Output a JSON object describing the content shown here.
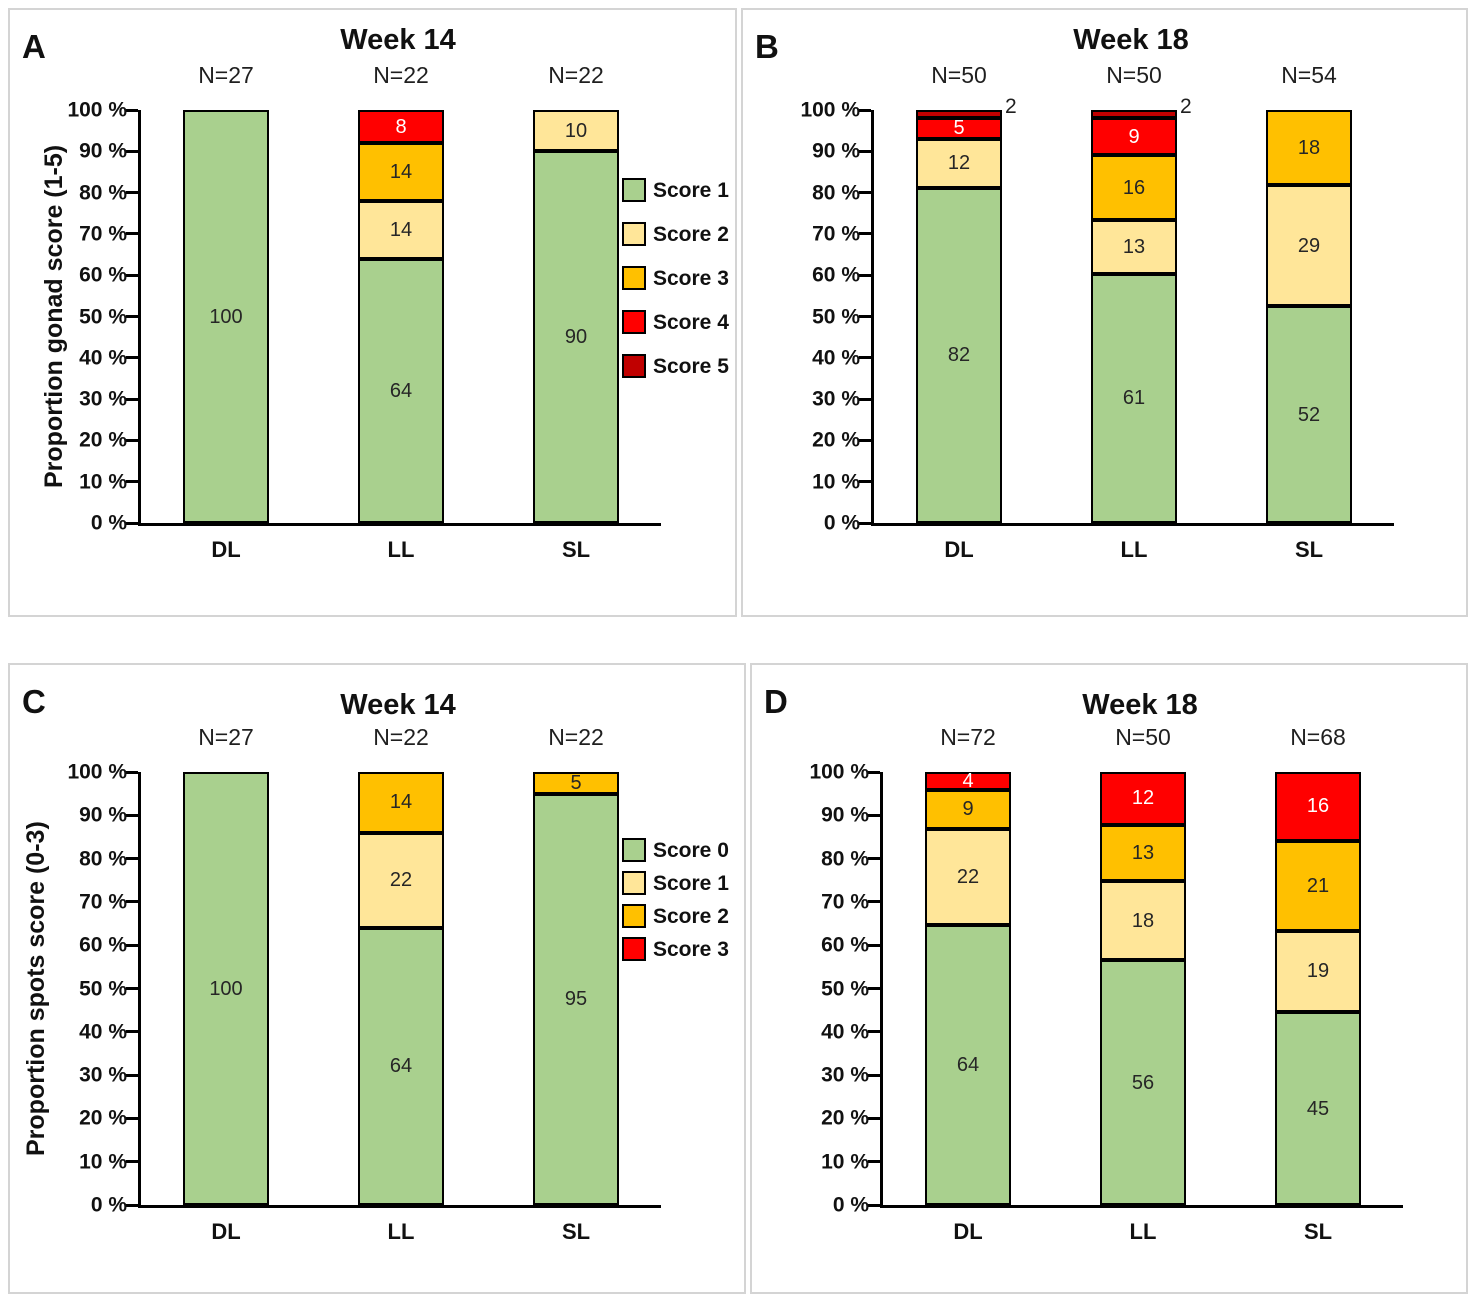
{
  "colors": {
    "green": "#A9D08E",
    "pale_yellow": "#FFE699",
    "orange": "#FFC000",
    "red": "#FF0000",
    "dark_red": "#C00000",
    "label_dark": "#262626",
    "label_light": "#FFFFFF"
  },
  "chart_data": [
    {
      "panel": "A",
      "type": "bar",
      "stacked": true,
      "title": "Week 14",
      "ylabel": "Proportion gonad score (1-5)",
      "ylim": [
        0,
        100
      ],
      "ytick_step": 10,
      "ytick_suffix": " %",
      "grid": false,
      "categories": [
        "DL",
        "LL",
        "SL"
      ],
      "n_labels": [
        "N=27",
        "N=22",
        "N=22"
      ],
      "series": [
        {
          "name": "Score 1",
          "color": "green",
          "label_color": "#262626",
          "values": [
            100,
            64,
            90
          ]
        },
        {
          "name": "Score 2",
          "color": "pale_yellow",
          "label_color": "#262626",
          "values": [
            0,
            14,
            10
          ]
        },
        {
          "name": "Score 3",
          "color": "orange",
          "label_color": "#262626",
          "values": [
            0,
            14,
            0
          ]
        },
        {
          "name": "Score 4",
          "color": "red",
          "label_color": "#FFFFFF",
          "values": [
            0,
            8,
            0
          ]
        },
        {
          "name": "Score 5",
          "color": "dark_red",
          "label_color": "#FFFFFF",
          "values": [
            0,
            0,
            0
          ]
        }
      ],
      "outside_labels": [
        "",
        "",
        ""
      ],
      "legend_position": "right",
      "legend": [
        {
          "label": "Score 1",
          "color": "green"
        },
        {
          "label": "Score 2",
          "color": "pale_yellow"
        },
        {
          "label": "Score 3",
          "color": "orange"
        },
        {
          "label": "Score 4",
          "color": "red"
        },
        {
          "label": "Score 5",
          "color": "dark_red"
        }
      ]
    },
    {
      "panel": "B",
      "type": "bar",
      "stacked": true,
      "title": "Week 18",
      "ylabel": "",
      "ylim": [
        0,
        100
      ],
      "ytick_step": 10,
      "ytick_suffix": " %",
      "grid": false,
      "categories": [
        "DL",
        "LL",
        "SL"
      ],
      "n_labels": [
        "N=50",
        "N=50",
        "N=54"
      ],
      "series": [
        {
          "name": "Score 1",
          "color": "green",
          "label_color": "#262626",
          "values": [
            82,
            61,
            52
          ]
        },
        {
          "name": "Score 2",
          "color": "pale_yellow",
          "label_color": "#262626",
          "values": [
            12,
            13,
            29
          ]
        },
        {
          "name": "Score 3",
          "color": "orange",
          "label_color": "#262626",
          "values": [
            0,
            16,
            18
          ]
        },
        {
          "name": "Score 4",
          "color": "red",
          "label_color": "#FFFFFF",
          "values": [
            5,
            9,
            0
          ]
        },
        {
          "name": "Score 5",
          "color": "dark_red",
          "label_color": "#FFFFFF",
          "values": [
            2,
            2,
            0
          ]
        }
      ],
      "outside_labels": [
        "2",
        "2",
        ""
      ],
      "legend_position": "none",
      "legend": []
    },
    {
      "panel": "C",
      "type": "bar",
      "stacked": true,
      "title": "Week 14",
      "ylabel": "Proportion spots score (0-3)",
      "ylim": [
        0,
        100
      ],
      "ytick_step": 10,
      "ytick_suffix": " %",
      "grid": false,
      "categories": [
        "DL",
        "LL",
        "SL"
      ],
      "n_labels": [
        "N=27",
        "N=22",
        "N=22"
      ],
      "series": [
        {
          "name": "Score 0",
          "color": "green",
          "label_color": "#262626",
          "values": [
            100,
            64,
            95
          ]
        },
        {
          "name": "Score 1",
          "color": "pale_yellow",
          "label_color": "#262626",
          "values": [
            0,
            22,
            0
          ]
        },
        {
          "name": "Score 2",
          "color": "orange",
          "label_color": "#262626",
          "values": [
            0,
            14,
            5
          ]
        },
        {
          "name": "Score 3",
          "color": "red",
          "label_color": "#FFFFFF",
          "values": [
            0,
            0,
            0
          ]
        }
      ],
      "outside_labels": [
        "",
        "",
        ""
      ],
      "legend_position": "right",
      "legend": [
        {
          "label": "Score 0",
          "color": "green"
        },
        {
          "label": "Score 1",
          "color": "pale_yellow"
        },
        {
          "label": "Score 2",
          "color": "orange"
        },
        {
          "label": "Score 3",
          "color": "red"
        }
      ]
    },
    {
      "panel": "D",
      "type": "bar",
      "stacked": true,
      "title": "Week 18",
      "ylabel": "",
      "ylim": [
        0,
        100
      ],
      "ytick_step": 10,
      "ytick_suffix": " %",
      "grid": false,
      "categories": [
        "DL",
        "LL",
        "SL"
      ],
      "n_labels": [
        "N=72",
        "N=50",
        "N=68"
      ],
      "series": [
        {
          "name": "Score 0",
          "color": "green",
          "label_color": "#262626",
          "values": [
            64,
            56,
            45
          ]
        },
        {
          "name": "Score 1",
          "color": "pale_yellow",
          "label_color": "#262626",
          "values": [
            22,
            18,
            19
          ]
        },
        {
          "name": "Score 2",
          "color": "orange",
          "label_color": "#262626",
          "values": [
            9,
            13,
            21
          ]
        },
        {
          "name": "Score 3",
          "color": "red",
          "label_color": "#FFFFFF",
          "values": [
            4,
            12,
            16
          ]
        }
      ],
      "outside_labels": [
        "",
        "",
        ""
      ],
      "legend_position": "none",
      "legend": []
    }
  ]
}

•••••

### SET EXERCISE
Every record above should be written out again without change, except that the pictures are left out.

### ANSWER BELOW
Output a JSON object describing the content shown here.
{
  "colors": {
    "green": "#A9D08E",
    "pale_yellow": "#FFE699",
    "orange": "#FFC000",
    "red": "#FF0000",
    "dark_red": "#C00000",
    "label_dark": "#262626",
    "label_light": "#FFFFFF"
  },
  "chart_data": [
    {
      "panel": "A",
      "type": "bar",
      "stacked": true,
      "title": "Week 14",
      "ylabel": "Proportion gonad score (1-5)",
      "ylim": [
        0,
        100
      ],
      "ytick_step": 10,
      "ytick_suffix": " %",
      "grid": false,
      "categories": [
        "DL",
        "LL",
        "SL"
      ],
      "n_labels": [
        "N=27",
        "N=22",
        "N=22"
      ],
      "series": [
        {
          "name": "Score 1",
          "color": "green",
          "label_color": "#262626",
          "values": [
            100,
            64,
            90
          ]
        },
        {
          "name": "Score 2",
          "color": "pale_yellow",
          "label_color": "#262626",
          "values": [
            0,
            14,
            10
          ]
        },
        {
          "name": "Score 3",
          "color": "orange",
          "label_color": "#262626",
          "values": [
            0,
            14,
            0
          ]
        },
        {
          "name": "Score 4",
          "color": "red",
          "label_color": "#FFFFFF",
          "values": [
            0,
            8,
            0
          ]
        },
        {
          "name": "Score 5",
          "color": "dark_red",
          "label_color": "#FFFFFF",
          "values": [
            0,
            0,
            0
          ]
        }
      ],
      "outside_labels": [
        "",
        "",
        ""
      ],
      "legend_position": "right",
      "legend": [
        {
          "label": "Score 1",
          "color": "green"
        },
        {
          "label": "Score 2",
          "color": "pale_yellow"
        },
        {
          "label": "Score 3",
          "color": "orange"
        },
        {
          "label": "Score 4",
          "color": "red"
        },
        {
          "label": "Score 5",
          "color": "dark_red"
        }
      ]
    },
    {
      "panel": "B",
      "type": "bar",
      "stacked": true,
      "title": "Week 18",
      "ylabel": "",
      "ylim": [
        0,
        100
      ],
      "ytick_step": 10,
      "ytick_suffix": " %",
      "grid": false,
      "categories": [
        "DL",
        "LL",
        "SL"
      ],
      "n_labels": [
        "N=50",
        "N=50",
        "N=54"
      ],
      "series": [
        {
          "name": "Score 1",
          "color": "green",
          "label_color": "#262626",
          "values": [
            82,
            61,
            52
          ]
        },
        {
          "name": "Score 2",
          "color": "pale_yellow",
          "label_color": "#262626",
          "values": [
            12,
            13,
            29
          ]
        },
        {
          "name": "Score 3",
          "color": "orange",
          "label_color": "#262626",
          "values": [
            0,
            16,
            18
          ]
        },
        {
          "name": "Score 4",
          "color": "red",
          "label_color": "#FFFFFF",
          "values": [
            5,
            9,
            0
          ]
        },
        {
          "name": "Score 5",
          "color": "dark_red",
          "label_color": "#FFFFFF",
          "values": [
            2,
            2,
            0
          ]
        }
      ],
      "outside_labels": [
        "2",
        "2",
        ""
      ],
      "legend_position": "none",
      "legend": []
    },
    {
      "panel": "C",
      "type": "bar",
      "stacked": true,
      "title": "Week 14",
      "ylabel": "Proportion spots score (0-3)",
      "ylim": [
        0,
        100
      ],
      "ytick_step": 10,
      "ytick_suffix": " %",
      "grid": false,
      "categories": [
        "DL",
        "LL",
        "SL"
      ],
      "n_labels": [
        "N=27",
        "N=22",
        "N=22"
      ],
      "series": [
        {
          "name": "Score 0",
          "color": "green",
          "label_color": "#262626",
          "values": [
            100,
            64,
            95
          ]
        },
        {
          "name": "Score 1",
          "color": "pale_yellow",
          "label_color": "#262626",
          "values": [
            0,
            22,
            0
          ]
        },
        {
          "name": "Score 2",
          "color": "orange",
          "label_color": "#262626",
          "values": [
            0,
            14,
            5
          ]
        },
        {
          "name": "Score 3",
          "color": "red",
          "label_color": "#FFFFFF",
          "values": [
            0,
            0,
            0
          ]
        }
      ],
      "outside_labels": [
        "",
        "",
        ""
      ],
      "legend_position": "right",
      "legend": [
        {
          "label": "Score 0",
          "color": "green"
        },
        {
          "label": "Score 1",
          "color": "pale_yellow"
        },
        {
          "label": "Score 2",
          "color": "orange"
        },
        {
          "label": "Score 3",
          "color": "red"
        }
      ]
    },
    {
      "panel": "D",
      "type": "bar",
      "stacked": true,
      "title": "Week 18",
      "ylabel": "",
      "ylim": [
        0,
        100
      ],
      "ytick_step": 10,
      "ytick_suffix": " %",
      "grid": false,
      "categories": [
        "DL",
        "LL",
        "SL"
      ],
      "n_labels": [
        "N=72",
        "N=50",
        "N=68"
      ],
      "series": [
        {
          "name": "Score 0",
          "color": "green",
          "label_color": "#262626",
          "values": [
            64,
            56,
            45
          ]
        },
        {
          "name": "Score 1",
          "color": "pale_yellow",
          "label_color": "#262626",
          "values": [
            22,
            18,
            19
          ]
        },
        {
          "name": "Score 2",
          "color": "orange",
          "label_color": "#262626",
          "values": [
            9,
            13,
            21
          ]
        },
        {
          "name": "Score 3",
          "color": "red",
          "label_color": "#FFFFFF",
          "values": [
            4,
            12,
            16
          ]
        }
      ],
      "outside_labels": [
        "",
        "",
        ""
      ],
      "legend_position": "none",
      "legend": []
    }
  ]
}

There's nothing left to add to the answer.